### Provided material

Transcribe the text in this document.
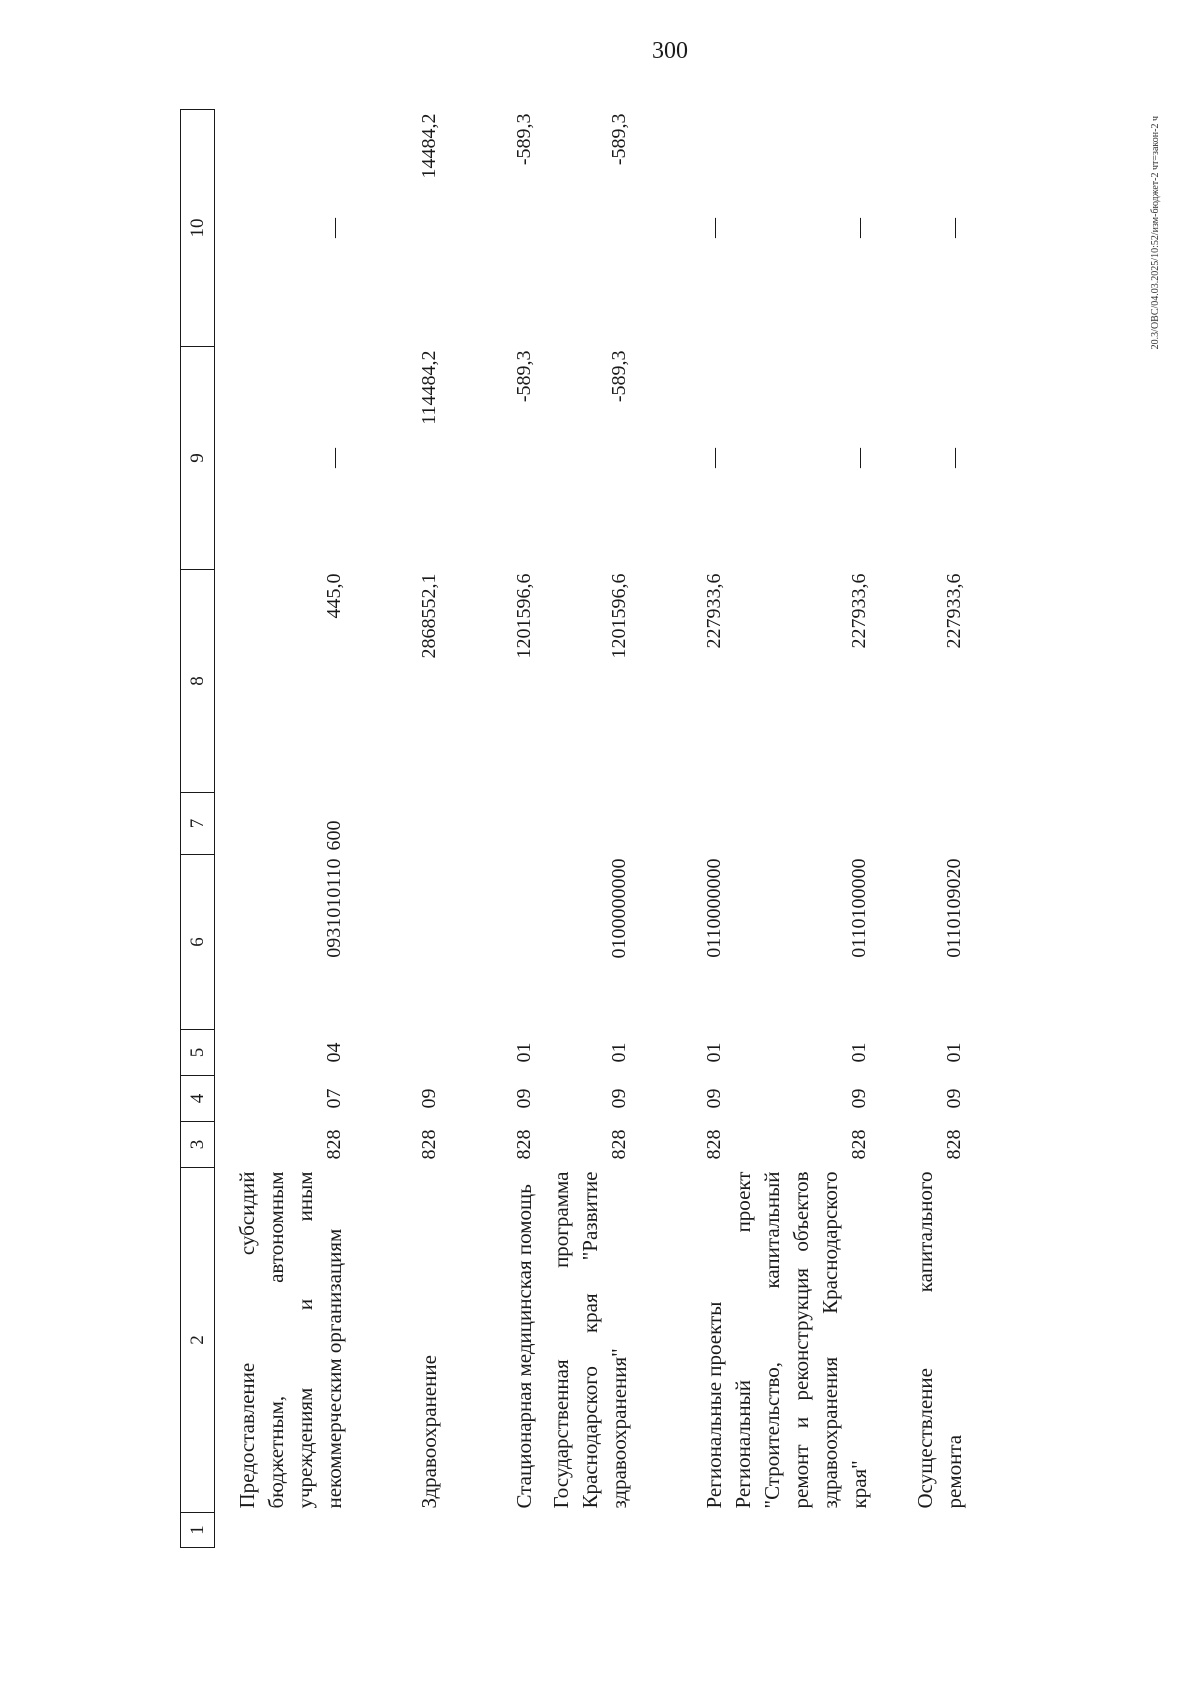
300
20.3/OBC/04.03.2025/10:52/изм-бюджет-2 чт=закон-2 ч
1	2	3	4	5	6	7	8	9	10
	Предоставление субсидий бюджетным, автономным учреждениям и иным некоммерческим организациям	828	07	04	0931010110	600	445,0	—	—
	Здравоохранение	828	09				2868552,1	114484,2	14484,2
	Стационарная медицинская помощь	828	09	01			1201596,6	-589,3	-589,3
	Государственная программа Краснодарского края "Развитие здравоохранения"	828	09	01	0100000000		1201596,6	-589,3	-589,3
	Региональные проекты	828	09	01	0110000000		227933,6	—	—
	Региональный проект "Строительство, капитальный ремонт и реконструкция объектов здравоохранения Краснодарского края"	828	09	01	0110100000		227933,6	—	—
	Осуществление капитального ремонта	828	09	01	0110109020		227933,6	—	—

######

Instruction:
Send back the data above word for word, with the pictures left out.

Complete answer:
Transcribe the text in this document.
300
20.3/OBC/04.03.2025/10:52/изм-бюджет-2 чт=закон-2 ч
1	2	3	4	5	6	7	8	9	10
	Предоставление субсидий бюджетным, автономным учреждениям и иным некоммерческим организациям	828	07	04	0931010110	600	445,0	—	—
	Здравоохранение	828	09				2868552,1	114484,2	14484,2
	Стационарная медицинская помощь	828	09	01			1201596,6	-589,3	-589,3
	Государственная программа Краснодарского края "Развитие здравоохранения"	828	09	01	0100000000		1201596,6	-589,3	-589,3
	Региональные проекты	828	09	01	0110000000		227933,6	—	—
	Региональный проект "Строительство, капитальный ремонт и реконструкция объектов здравоохранения Краснодарского края"	828	09	01	0110100000		227933,6	—	—
	Осуществление капитального ремонта	828	09	01	0110109020		227933,6	—	—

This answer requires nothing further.